Write only the number of lines holding the string "title".

● DATASET EXCERPTS
# # #

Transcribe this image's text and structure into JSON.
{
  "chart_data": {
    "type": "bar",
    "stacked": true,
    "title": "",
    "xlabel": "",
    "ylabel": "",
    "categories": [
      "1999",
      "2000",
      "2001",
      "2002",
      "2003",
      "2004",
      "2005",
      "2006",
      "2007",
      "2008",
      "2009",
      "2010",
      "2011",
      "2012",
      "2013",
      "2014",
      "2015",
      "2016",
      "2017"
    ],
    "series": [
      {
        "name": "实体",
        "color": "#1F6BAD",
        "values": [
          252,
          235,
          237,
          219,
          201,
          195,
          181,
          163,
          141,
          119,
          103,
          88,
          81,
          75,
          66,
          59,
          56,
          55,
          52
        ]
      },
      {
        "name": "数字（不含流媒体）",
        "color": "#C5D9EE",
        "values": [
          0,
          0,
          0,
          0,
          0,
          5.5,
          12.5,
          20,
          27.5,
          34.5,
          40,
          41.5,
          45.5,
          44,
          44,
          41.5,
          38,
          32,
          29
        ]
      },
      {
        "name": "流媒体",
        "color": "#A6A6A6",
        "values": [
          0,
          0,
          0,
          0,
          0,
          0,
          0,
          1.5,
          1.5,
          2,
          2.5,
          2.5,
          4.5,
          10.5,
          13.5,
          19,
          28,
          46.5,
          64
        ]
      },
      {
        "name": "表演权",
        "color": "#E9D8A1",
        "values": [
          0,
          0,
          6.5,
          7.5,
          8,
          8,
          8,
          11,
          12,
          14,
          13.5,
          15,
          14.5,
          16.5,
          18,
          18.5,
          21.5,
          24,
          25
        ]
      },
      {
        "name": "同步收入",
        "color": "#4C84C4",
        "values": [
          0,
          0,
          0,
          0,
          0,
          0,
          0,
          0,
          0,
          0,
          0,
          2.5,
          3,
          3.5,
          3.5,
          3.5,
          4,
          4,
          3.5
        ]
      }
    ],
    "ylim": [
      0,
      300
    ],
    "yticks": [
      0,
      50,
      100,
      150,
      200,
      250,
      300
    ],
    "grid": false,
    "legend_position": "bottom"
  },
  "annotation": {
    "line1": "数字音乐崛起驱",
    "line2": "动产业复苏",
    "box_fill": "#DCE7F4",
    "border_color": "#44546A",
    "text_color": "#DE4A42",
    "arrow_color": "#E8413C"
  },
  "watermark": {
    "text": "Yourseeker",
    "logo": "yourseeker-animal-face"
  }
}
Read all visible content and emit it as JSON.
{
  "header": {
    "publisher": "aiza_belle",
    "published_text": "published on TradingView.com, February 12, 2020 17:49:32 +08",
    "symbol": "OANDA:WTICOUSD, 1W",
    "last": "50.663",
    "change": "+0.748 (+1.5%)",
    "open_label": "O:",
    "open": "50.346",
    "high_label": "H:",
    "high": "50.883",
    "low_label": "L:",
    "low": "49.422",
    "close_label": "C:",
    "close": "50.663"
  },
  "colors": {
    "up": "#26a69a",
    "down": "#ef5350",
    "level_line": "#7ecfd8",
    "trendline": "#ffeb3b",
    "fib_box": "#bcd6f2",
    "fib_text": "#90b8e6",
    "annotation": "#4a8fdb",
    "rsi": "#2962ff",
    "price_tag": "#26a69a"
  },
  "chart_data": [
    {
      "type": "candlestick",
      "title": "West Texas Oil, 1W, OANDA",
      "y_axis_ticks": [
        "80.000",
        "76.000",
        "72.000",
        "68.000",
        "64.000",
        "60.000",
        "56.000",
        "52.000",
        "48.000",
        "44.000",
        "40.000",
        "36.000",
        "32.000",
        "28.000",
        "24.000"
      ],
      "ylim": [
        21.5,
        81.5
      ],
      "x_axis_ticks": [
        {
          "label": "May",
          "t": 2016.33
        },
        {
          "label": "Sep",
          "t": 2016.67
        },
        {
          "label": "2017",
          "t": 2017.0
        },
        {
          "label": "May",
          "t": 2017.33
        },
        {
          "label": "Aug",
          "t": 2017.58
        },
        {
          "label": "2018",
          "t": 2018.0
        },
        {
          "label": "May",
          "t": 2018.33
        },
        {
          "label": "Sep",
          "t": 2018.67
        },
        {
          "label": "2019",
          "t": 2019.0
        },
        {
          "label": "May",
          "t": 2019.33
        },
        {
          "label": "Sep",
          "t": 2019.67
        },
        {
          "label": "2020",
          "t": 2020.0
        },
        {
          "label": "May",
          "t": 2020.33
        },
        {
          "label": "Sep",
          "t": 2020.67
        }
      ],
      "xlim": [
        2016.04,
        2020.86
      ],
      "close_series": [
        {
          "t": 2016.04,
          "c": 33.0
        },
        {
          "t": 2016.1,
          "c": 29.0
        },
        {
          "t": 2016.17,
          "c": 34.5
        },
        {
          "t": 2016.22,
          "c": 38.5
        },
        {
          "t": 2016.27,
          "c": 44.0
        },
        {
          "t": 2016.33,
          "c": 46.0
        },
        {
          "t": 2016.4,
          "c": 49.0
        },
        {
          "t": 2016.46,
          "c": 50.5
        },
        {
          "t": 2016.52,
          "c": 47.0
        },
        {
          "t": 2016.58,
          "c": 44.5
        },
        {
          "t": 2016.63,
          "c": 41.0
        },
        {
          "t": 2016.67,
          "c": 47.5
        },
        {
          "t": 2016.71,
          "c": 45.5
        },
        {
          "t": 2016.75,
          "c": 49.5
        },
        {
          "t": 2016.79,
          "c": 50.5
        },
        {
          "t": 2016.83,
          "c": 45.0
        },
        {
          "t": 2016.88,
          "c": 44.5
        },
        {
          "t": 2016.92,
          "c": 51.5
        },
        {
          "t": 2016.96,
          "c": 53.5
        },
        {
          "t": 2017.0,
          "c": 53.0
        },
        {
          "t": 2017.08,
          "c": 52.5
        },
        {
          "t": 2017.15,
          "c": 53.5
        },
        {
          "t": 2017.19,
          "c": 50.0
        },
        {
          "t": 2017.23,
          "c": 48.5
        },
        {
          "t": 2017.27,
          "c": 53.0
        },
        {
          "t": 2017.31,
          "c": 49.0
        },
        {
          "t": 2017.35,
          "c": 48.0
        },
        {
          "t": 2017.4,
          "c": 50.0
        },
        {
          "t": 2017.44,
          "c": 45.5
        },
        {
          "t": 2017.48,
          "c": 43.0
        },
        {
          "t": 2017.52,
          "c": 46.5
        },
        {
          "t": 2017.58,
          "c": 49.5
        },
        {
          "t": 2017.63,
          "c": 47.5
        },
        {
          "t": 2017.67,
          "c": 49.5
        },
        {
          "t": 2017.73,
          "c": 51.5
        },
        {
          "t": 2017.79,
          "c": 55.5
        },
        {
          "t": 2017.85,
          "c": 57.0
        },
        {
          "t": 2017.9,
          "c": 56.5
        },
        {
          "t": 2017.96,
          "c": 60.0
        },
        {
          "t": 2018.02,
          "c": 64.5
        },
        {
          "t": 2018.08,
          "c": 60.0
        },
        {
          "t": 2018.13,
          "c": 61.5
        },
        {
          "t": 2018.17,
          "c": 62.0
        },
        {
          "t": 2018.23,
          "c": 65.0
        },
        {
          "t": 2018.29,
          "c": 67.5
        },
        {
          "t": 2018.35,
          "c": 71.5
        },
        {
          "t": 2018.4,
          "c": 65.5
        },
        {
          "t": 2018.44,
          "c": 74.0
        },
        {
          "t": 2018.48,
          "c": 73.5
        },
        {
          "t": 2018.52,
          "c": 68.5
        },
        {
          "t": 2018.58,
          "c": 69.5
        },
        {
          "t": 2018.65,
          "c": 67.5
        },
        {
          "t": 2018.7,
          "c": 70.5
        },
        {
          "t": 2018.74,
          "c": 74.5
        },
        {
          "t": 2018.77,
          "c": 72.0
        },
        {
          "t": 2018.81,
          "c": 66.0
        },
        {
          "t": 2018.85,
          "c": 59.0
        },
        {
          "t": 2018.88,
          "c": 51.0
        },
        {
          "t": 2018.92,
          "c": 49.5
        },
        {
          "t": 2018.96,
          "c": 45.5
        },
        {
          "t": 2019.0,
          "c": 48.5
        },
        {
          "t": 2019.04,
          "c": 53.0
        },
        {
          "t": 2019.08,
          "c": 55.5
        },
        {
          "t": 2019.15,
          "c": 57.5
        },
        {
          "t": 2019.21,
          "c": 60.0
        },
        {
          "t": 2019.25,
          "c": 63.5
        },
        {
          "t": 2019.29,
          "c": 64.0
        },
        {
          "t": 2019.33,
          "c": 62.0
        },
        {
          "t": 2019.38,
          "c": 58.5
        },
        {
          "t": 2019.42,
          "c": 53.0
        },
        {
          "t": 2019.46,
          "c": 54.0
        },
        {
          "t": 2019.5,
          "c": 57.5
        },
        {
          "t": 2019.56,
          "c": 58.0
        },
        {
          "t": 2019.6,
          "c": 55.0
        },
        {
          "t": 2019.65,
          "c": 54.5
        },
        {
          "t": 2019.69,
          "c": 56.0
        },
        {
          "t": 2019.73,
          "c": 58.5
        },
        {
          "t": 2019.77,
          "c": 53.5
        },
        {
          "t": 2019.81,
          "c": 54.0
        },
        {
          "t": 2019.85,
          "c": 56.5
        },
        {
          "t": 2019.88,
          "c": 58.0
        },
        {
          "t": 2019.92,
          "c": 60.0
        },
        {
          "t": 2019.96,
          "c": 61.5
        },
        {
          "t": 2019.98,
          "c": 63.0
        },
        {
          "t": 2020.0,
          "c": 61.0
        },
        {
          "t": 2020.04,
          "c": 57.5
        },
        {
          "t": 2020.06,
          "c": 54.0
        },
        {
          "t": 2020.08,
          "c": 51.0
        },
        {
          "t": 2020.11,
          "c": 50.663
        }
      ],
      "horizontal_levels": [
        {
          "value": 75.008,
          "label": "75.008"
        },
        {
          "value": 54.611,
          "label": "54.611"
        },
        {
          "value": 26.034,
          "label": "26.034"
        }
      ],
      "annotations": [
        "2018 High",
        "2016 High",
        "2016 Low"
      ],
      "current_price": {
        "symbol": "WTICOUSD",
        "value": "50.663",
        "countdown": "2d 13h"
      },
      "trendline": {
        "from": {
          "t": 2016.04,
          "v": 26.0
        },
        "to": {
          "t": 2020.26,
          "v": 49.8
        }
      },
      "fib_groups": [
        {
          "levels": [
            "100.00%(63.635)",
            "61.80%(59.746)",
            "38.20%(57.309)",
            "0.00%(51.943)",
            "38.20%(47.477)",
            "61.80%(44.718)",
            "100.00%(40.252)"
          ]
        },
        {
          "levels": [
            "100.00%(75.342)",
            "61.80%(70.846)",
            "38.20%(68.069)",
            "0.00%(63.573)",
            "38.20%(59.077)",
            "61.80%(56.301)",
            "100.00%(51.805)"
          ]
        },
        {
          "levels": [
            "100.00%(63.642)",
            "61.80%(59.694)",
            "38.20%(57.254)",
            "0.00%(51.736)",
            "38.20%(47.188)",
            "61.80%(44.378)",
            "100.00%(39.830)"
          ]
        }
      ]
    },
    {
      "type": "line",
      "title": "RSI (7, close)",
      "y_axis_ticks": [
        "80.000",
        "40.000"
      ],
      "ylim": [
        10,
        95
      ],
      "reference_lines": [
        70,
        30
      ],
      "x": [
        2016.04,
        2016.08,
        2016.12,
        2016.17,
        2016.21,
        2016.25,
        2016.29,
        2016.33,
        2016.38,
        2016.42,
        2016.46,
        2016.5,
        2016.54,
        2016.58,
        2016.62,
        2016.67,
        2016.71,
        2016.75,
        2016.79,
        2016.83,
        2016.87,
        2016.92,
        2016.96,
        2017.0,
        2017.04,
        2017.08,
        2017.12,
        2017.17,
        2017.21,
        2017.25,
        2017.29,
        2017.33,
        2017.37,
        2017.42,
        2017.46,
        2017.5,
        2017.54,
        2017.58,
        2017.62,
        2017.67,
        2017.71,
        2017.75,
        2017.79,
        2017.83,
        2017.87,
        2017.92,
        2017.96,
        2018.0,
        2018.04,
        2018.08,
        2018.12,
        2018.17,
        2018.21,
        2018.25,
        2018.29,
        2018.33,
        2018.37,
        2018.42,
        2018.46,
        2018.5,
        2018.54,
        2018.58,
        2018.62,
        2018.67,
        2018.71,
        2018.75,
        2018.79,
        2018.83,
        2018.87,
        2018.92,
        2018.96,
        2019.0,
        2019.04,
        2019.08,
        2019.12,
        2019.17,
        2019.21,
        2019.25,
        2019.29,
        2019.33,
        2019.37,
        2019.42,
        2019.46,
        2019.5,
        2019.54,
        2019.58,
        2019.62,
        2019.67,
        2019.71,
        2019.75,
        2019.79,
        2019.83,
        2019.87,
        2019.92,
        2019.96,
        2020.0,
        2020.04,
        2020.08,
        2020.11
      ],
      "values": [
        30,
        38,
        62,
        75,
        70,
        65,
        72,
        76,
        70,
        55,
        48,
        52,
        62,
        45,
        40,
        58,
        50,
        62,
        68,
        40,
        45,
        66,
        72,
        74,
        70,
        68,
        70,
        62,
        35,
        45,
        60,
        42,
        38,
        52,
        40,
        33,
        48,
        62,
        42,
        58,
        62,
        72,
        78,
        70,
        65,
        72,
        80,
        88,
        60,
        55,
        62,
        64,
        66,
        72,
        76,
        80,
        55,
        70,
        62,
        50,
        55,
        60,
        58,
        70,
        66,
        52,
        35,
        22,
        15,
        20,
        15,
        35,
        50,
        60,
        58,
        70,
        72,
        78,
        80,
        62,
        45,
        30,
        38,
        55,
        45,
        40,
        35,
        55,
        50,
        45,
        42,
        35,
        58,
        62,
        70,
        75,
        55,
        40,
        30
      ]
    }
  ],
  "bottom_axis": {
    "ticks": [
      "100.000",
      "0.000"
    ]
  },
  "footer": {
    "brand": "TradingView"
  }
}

# # #

● RESPONSE TO THIS TASK
3